Please set down all the lines beneath this one exactly, without the pictures.

DATA ROWS:
# # # #

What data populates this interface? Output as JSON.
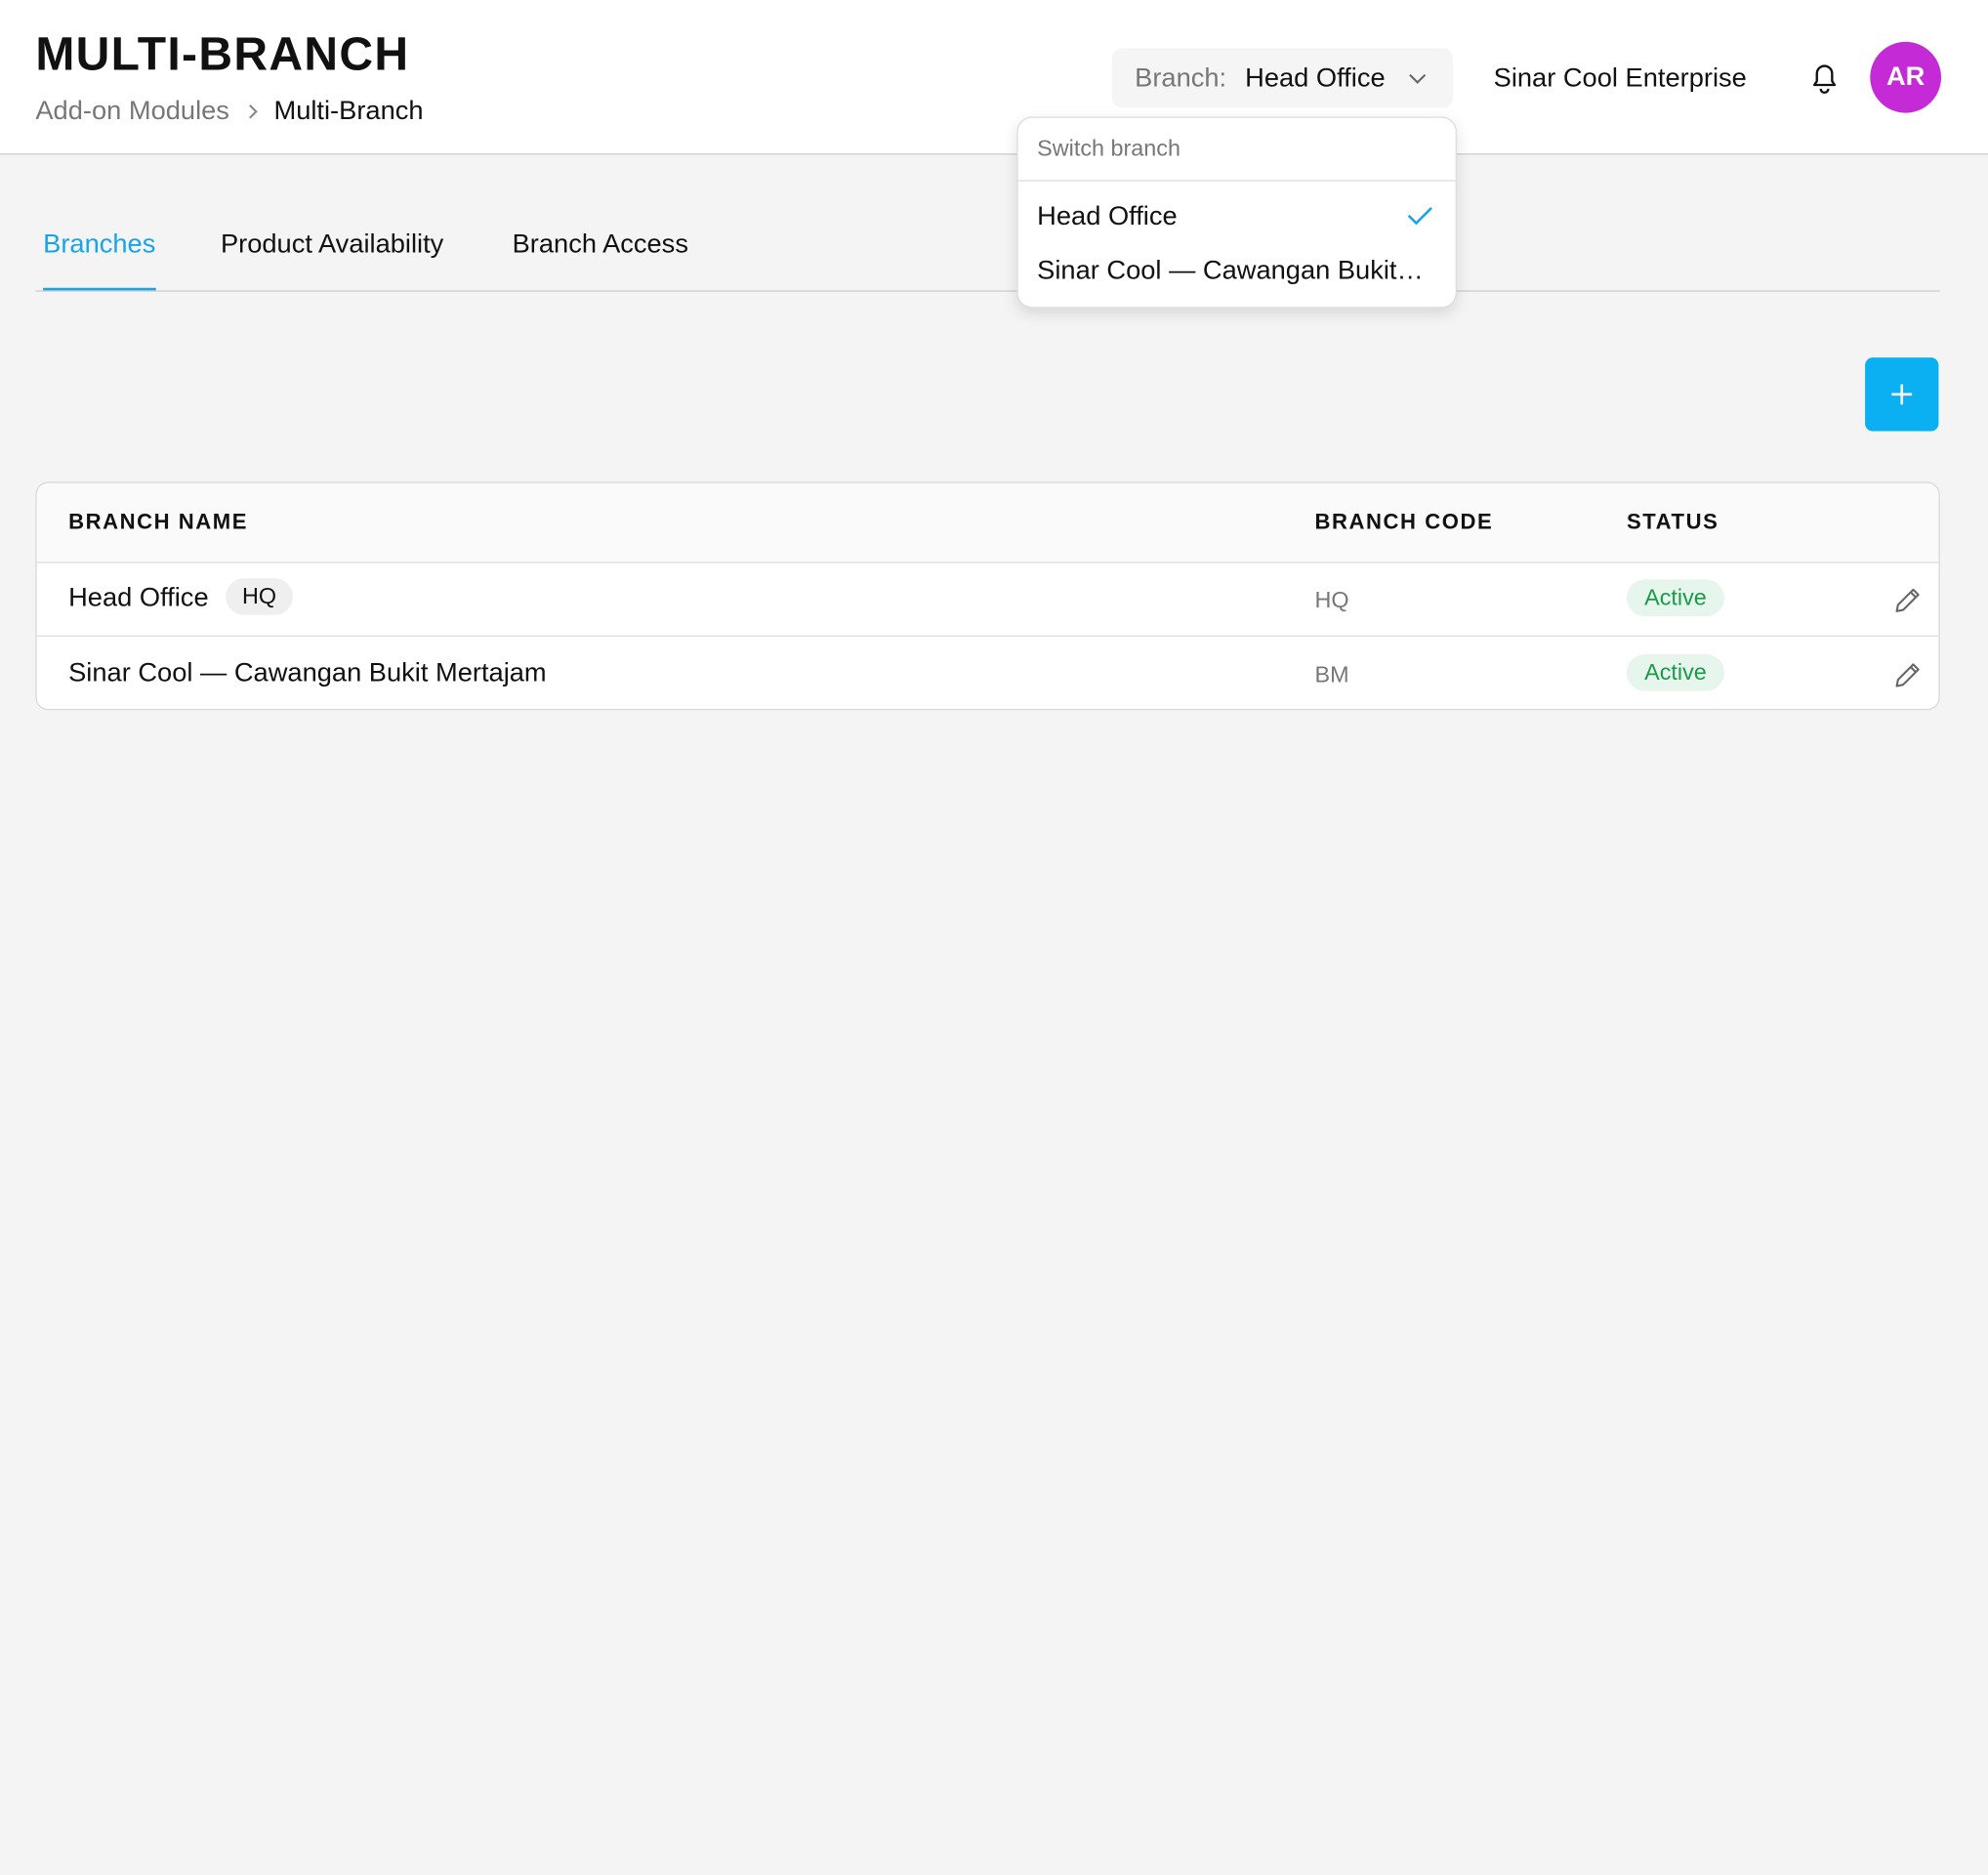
{
  "header": {
    "title": "MULTI-BRANCH",
    "breadcrumb": [
      "Add-on Modules",
      "Multi-Branch"
    ],
    "branch_selector": {
      "label": "Branch:",
      "value": "Head Office"
    },
    "company": "Sinar Cool Enterprise",
    "avatar": "AR"
  },
  "dropdown": {
    "heading": "Switch branch",
    "options": [
      "Head Office",
      "Sinar Cool — Cawangan Bukit…"
    ]
  },
  "tabs": [
    "Branches",
    "Product Availability",
    "Branch Access"
  ],
  "table": {
    "columns": [
      "BRANCH NAME",
      "BRANCH CODE",
      "STATUS"
    ],
    "rows": [
      {
        "name": "Head Office",
        "badge": "HQ",
        "code": "HQ",
        "status": "Active"
      },
      {
        "name": "Sinar Cool — Cawangan Bukit Mertajam",
        "code": "BM",
        "status": "Active"
      }
    ]
  }
}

# # # #

ANSWER TO THIS PROBLEM:
What data populates this interface? Output as JSON.
{
  "header": {
    "title": "MULTI-BRANCH",
    "breadcrumb": [
      "Add-on Modules",
      "Multi-Branch"
    ],
    "branch_selector": {
      "label": "Branch:",
      "value": "Head Office"
    },
    "company": "Sinar Cool Enterprise",
    "avatar": "AR"
  },
  "dropdown": {
    "heading": "Switch branch",
    "options": [
      "Head Office",
      "Sinar Cool — Cawangan Bukit…"
    ]
  },
  "tabs": [
    "Branches",
    "Product Availability",
    "Branch Access"
  ],
  "table": {
    "columns": [
      "BRANCH NAME",
      "BRANCH CODE",
      "STATUS"
    ],
    "rows": [
      {
        "name": "Head Office",
        "badge": "HQ",
        "code": "HQ",
        "status": "Active"
      },
      {
        "name": "Sinar Cool — Cawangan Bukit Mertajam",
        "code": "BM",
        "status": "Active"
      }
    ]
  }
}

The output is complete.